> [RECORDS PROVIDED]:
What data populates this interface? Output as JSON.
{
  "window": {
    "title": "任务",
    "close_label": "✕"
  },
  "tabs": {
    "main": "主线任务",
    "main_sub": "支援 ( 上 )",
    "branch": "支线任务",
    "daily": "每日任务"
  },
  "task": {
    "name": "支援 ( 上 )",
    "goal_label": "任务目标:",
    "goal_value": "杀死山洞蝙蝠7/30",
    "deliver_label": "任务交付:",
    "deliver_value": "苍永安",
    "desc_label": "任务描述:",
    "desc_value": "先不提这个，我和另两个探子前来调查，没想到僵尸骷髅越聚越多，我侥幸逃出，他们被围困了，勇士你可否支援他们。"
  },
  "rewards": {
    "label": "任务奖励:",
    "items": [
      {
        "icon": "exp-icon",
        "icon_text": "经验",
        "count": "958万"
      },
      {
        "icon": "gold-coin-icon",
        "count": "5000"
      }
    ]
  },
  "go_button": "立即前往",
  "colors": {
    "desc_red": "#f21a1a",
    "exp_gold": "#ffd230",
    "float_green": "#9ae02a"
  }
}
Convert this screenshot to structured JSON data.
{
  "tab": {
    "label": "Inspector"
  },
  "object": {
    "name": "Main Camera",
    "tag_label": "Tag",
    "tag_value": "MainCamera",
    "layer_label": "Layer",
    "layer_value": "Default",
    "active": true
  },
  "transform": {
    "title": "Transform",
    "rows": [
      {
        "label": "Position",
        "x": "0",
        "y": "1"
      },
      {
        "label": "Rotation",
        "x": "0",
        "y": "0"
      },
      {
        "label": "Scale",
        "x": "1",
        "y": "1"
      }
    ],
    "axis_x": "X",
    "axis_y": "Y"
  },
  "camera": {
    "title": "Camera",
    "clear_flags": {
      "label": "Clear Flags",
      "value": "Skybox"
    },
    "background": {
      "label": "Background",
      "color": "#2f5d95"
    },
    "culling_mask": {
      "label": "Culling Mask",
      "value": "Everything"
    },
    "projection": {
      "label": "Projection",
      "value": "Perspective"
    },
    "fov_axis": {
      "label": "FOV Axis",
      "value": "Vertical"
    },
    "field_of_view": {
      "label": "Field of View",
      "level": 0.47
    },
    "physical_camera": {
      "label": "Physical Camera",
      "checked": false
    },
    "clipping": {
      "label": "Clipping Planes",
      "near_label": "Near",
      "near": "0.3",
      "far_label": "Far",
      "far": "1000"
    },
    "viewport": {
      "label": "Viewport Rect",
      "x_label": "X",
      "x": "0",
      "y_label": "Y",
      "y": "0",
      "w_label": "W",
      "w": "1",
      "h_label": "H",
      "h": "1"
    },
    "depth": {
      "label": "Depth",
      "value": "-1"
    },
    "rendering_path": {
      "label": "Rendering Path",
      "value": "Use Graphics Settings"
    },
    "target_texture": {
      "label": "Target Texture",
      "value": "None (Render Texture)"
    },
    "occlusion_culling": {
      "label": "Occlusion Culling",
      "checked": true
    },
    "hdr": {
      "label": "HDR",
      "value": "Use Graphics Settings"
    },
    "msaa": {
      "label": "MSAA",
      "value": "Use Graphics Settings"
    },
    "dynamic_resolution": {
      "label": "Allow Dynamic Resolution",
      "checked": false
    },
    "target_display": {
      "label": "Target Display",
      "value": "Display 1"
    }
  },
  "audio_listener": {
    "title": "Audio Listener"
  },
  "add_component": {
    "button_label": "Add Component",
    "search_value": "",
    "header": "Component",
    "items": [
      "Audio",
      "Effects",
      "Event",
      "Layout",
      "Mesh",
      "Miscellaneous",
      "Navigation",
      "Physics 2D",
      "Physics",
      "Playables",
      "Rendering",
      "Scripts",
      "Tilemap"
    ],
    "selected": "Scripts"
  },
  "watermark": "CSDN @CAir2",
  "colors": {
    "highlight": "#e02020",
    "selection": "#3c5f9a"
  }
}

> [WHAT IS BEING ASKED]: Return every record above exactly as it appears.

> [SOLUTION TO THE EXERCISE]:
What data populates this interface? Output as JSON.
{
  "window": {
    "title": "任务",
    "close_label": "✕"
  },
  "tabs": {
    "main": "主线任务",
    "main_sub": "支援 ( 上 )",
    "branch": "支线任务",
    "daily": "每日任务"
  },
  "task": {
    "name": "支援 ( 上 )",
    "goal_label": "任务目标:",
    "goal_value": "杀死山洞蝙蝠7/30",
    "deliver_label": "任务交付:",
    "deliver_value": "苍永安",
    "desc_label": "任务描述:",
    "desc_value": "先不提这个，我和另两个探子前来调查，没想到僵尸骷髅越聚越多，我侥幸逃出，他们被围困了，勇士你可否支援他们。"
  },
  "rewards": {
    "label": "任务奖励:",
    "items": [
      {
        "icon": "exp-icon",
        "icon_text": "经验",
        "count": "958万"
      },
      {
        "icon": "gold-coin-icon",
        "count": "5000"
      }
    ]
  },
  "go_button": "立即前往",
  "colors": {
    "desc_red": "#f21a1a",
    "exp_gold": "#ffd230",
    "float_green": "#9ae02a"
  }
}
Convert this screenshot to structured JSON data.
{
  "tab": {
    "label": "Inspector"
  },
  "object": {
    "name": "Main Camera",
    "tag_label": "Tag",
    "tag_value": "MainCamera",
    "layer_label": "Layer",
    "layer_value": "Default",
    "active": true
  },
  "transform": {
    "title": "Transform",
    "rows": [
      {
        "label": "Position",
        "x": "0",
        "y": "1"
      },
      {
        "label": "Rotation",
        "x": "0",
        "y": "0"
      },
      {
        "label": "Scale",
        "x": "1",
        "y": "1"
      }
    ],
    "axis_x": "X",
    "axis_y": "Y"
  },
  "camera": {
    "title": "Camera",
    "clear_flags": {
      "label": "Clear Flags",
      "value": "Skybox"
    },
    "background": {
      "label": "Background",
      "color": "#2f5d95"
    },
    "culling_mask": {
      "label": "Culling Mask",
      "value": "Everything"
    },
    "projection": {
      "label": "Projection",
      "value": "Perspective"
    },
    "fov_axis": {
      "label": "FOV Axis",
      "value": "Vertical"
    },
    "field_of_view": {
      "label": "Field of View",
      "level": 0.47
    },
    "physical_camera": {
      "label": "Physical Camera",
      "checked": false
    },
    "clipping": {
      "label": "Clipping Planes",
      "near_label": "Near",
      "near": "0.3",
      "far_label": "Far",
      "far": "1000"
    },
    "viewport": {
      "label": "Viewport Rect",
      "x_label": "X",
      "x": "0",
      "y_label": "Y",
      "y": "0",
      "w_label": "W",
      "w": "1",
      "h_label": "H",
      "h": "1"
    },
    "depth": {
      "label": "Depth",
      "value": "-1"
    },
    "rendering_path": {
      "label": "Rendering Path",
      "value": "Use Graphics Settings"
    },
    "target_texture": {
      "label": "Target Texture",
      "value": "None (Render Texture)"
    },
    "occlusion_culling": {
      "label": "Occlusion Culling",
      "checked": true
    },
    "hdr": {
      "label": "HDR",
      "value": "Use Graphics Settings"
    },
    "msaa": {
      "label": "MSAA",
      "value": "Use Graphics Settings"
    },
    "dynamic_resolution": {
      "label": "Allow Dynamic Resolution",
      "checked": false
    },
    "target_display": {
      "label": "Target Display",
      "value": "Display 1"
    }
  },
  "audio_listener": {
    "title": "Audio Listener"
  },
  "add_component": {
    "button_label": "Add Component",
    "search_value": "",
    "header": "Component",
    "items": [
      "Audio",
      "Effects",
      "Event",
      "Layout",
      "Mesh",
      "Miscellaneous",
      "Navigation",
      "Physics 2D",
      "Physics",
      "Playables",
      "Rendering",
      "Scripts",
      "Tilemap"
    ],
    "selected": "Scripts"
  },
  "watermark": "CSDN @CAir2",
  "colors": {
    "highlight": "#e02020",
    "selection": "#3c5f9a"
  }
}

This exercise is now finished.